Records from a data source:

______________________________

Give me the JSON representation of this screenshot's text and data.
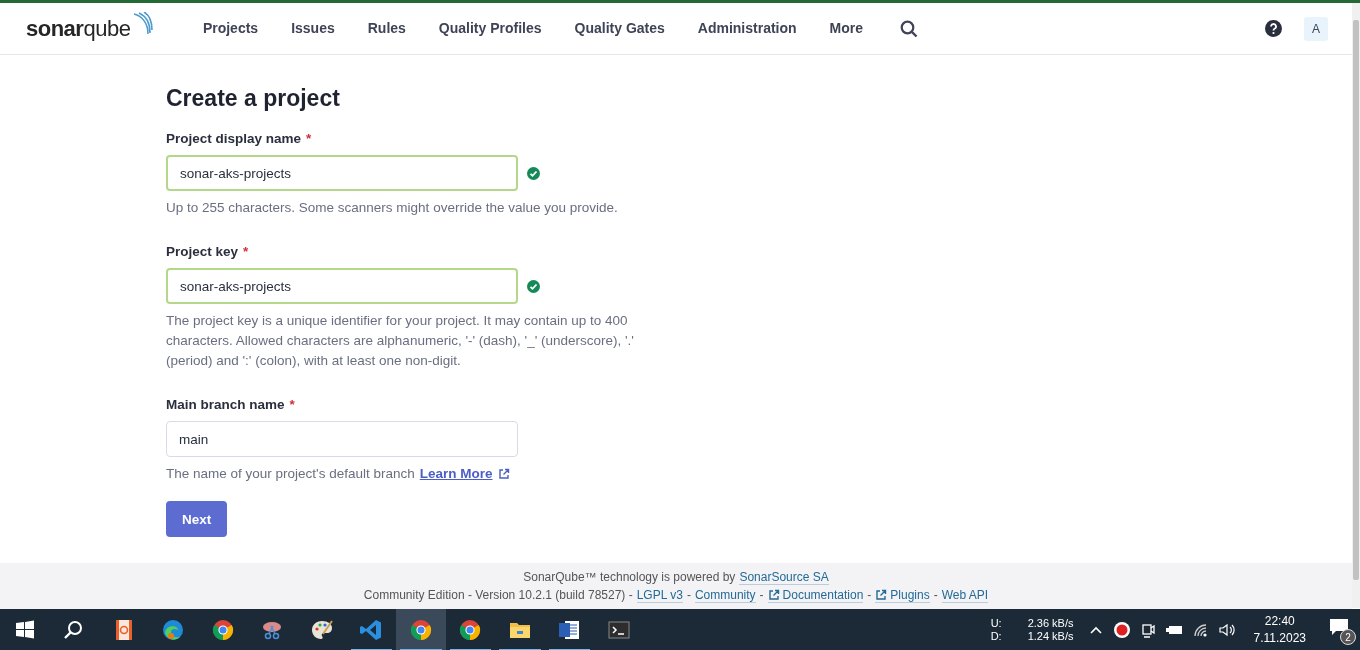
{
  "header": {
    "logo": "**sonar**qube",
    "nav": [
      {
        "label": "Projects",
        "selected": false
      },
      {
        "label": "Issues",
        "selected": false
      },
      {
        "label": "Rules",
        "selected": false
      },
      {
        "label": "Quality Profiles",
        "selected": false
      },
      {
        "label": "Quality Gates",
        "selected": false
      },
      {
        "label": "Administration",
        "selected": false
      },
      {
        "label": "More",
        "selected": false
      }
    ],
    "avatar": "A"
  },
  "form": {
    "title": "Create a project",
    "fields": [
      {
        "label": "Project display name",
        "required_mark": "*",
        "value": "sonar-aks-projects",
        "valid": true,
        "hint": "Up to 255 characters. Some scanners might override the value you provide."
      },
      {
        "label": "Project key",
        "required_mark": "*",
        "value": "sonar-aks-projects",
        "valid": true,
        "hint": "The project key is a unique identifier for your project. It may contain up to 400 characters. Allowed characters are alphanumeric, '-' (dash), '_' (underscore), '.' (period) and ':' (colon), with at least one non-digit."
      },
      {
        "label": "Main branch name",
        "required_mark": "*",
        "value": "main",
        "valid": false,
        "hint": "The name of your project's default branch",
        "hint_link": "Learn More"
      }
    ],
    "submit": "Next"
  },
  "footer": {
    "line_1": [
      {
        "kind": "text",
        "text": "SonarQube™ technology is powered by"
      },
      {
        "kind": "link",
        "text": "SonarSource SA",
        "external": false
      }
    ],
    "line_2": [
      {
        "kind": "text",
        "text": "Community Edition - Version 10.2.1 (build 78527) -"
      },
      {
        "kind": "link",
        "text": "LGPL v3",
        "external": false
      },
      {
        "kind": "text",
        "text": "-"
      },
      {
        "kind": "link",
        "text": "Community",
        "external": false
      },
      {
        "kind": "text",
        "text": "-"
      },
      {
        "kind": "link",
        "text": "Documentation",
        "external": true
      },
      {
        "kind": "text",
        "text": "-"
      },
      {
        "kind": "link",
        "text": "Plugins",
        "external": true
      },
      {
        "kind": "text",
        "text": "-"
      },
      {
        "kind": "link",
        "text": "Web API",
        "external": false
      }
    ]
  },
  "taskbar": {
    "apps": [
      {
        "kind": "start",
        "running": false,
        "selected": false
      },
      {
        "kind": "search",
        "running": false,
        "selected": false
      },
      {
        "kind": "document",
        "running": false,
        "selected": false
      },
      {
        "kind": "edge",
        "running": false,
        "selected": false
      },
      {
        "kind": "chrome",
        "running": false,
        "selected": false
      },
      {
        "kind": "scissors",
        "running": false,
        "selected": false
      },
      {
        "kind": "palette",
        "running": false,
        "selected": false
      },
      {
        "kind": "code",
        "running": true,
        "selected": false
      },
      {
        "kind": "chrome",
        "running": true,
        "selected": true
      },
      {
        "kind": "chrome",
        "running": true,
        "selected": false
      },
      {
        "kind": "folder",
        "running": true,
        "selected": false
      },
      {
        "kind": "word",
        "running": true,
        "selected": false
      },
      {
        "kind": "terminal",
        "running": false,
        "selected": false
      }
    ],
    "net_labels": [
      "U:",
      "D:"
    ],
    "net_rates": [
      "2.36 kB/s",
      "1.24 kB/s"
    ],
    "time": "22:40",
    "date": "7.11.2023",
    "notifications": "2"
  }
}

______________________________

Select all lines with the word "name" from the entries above.

        "label": "Project display name",
        "label": "Main branch name",
        "hint": "The name of your project's default branch",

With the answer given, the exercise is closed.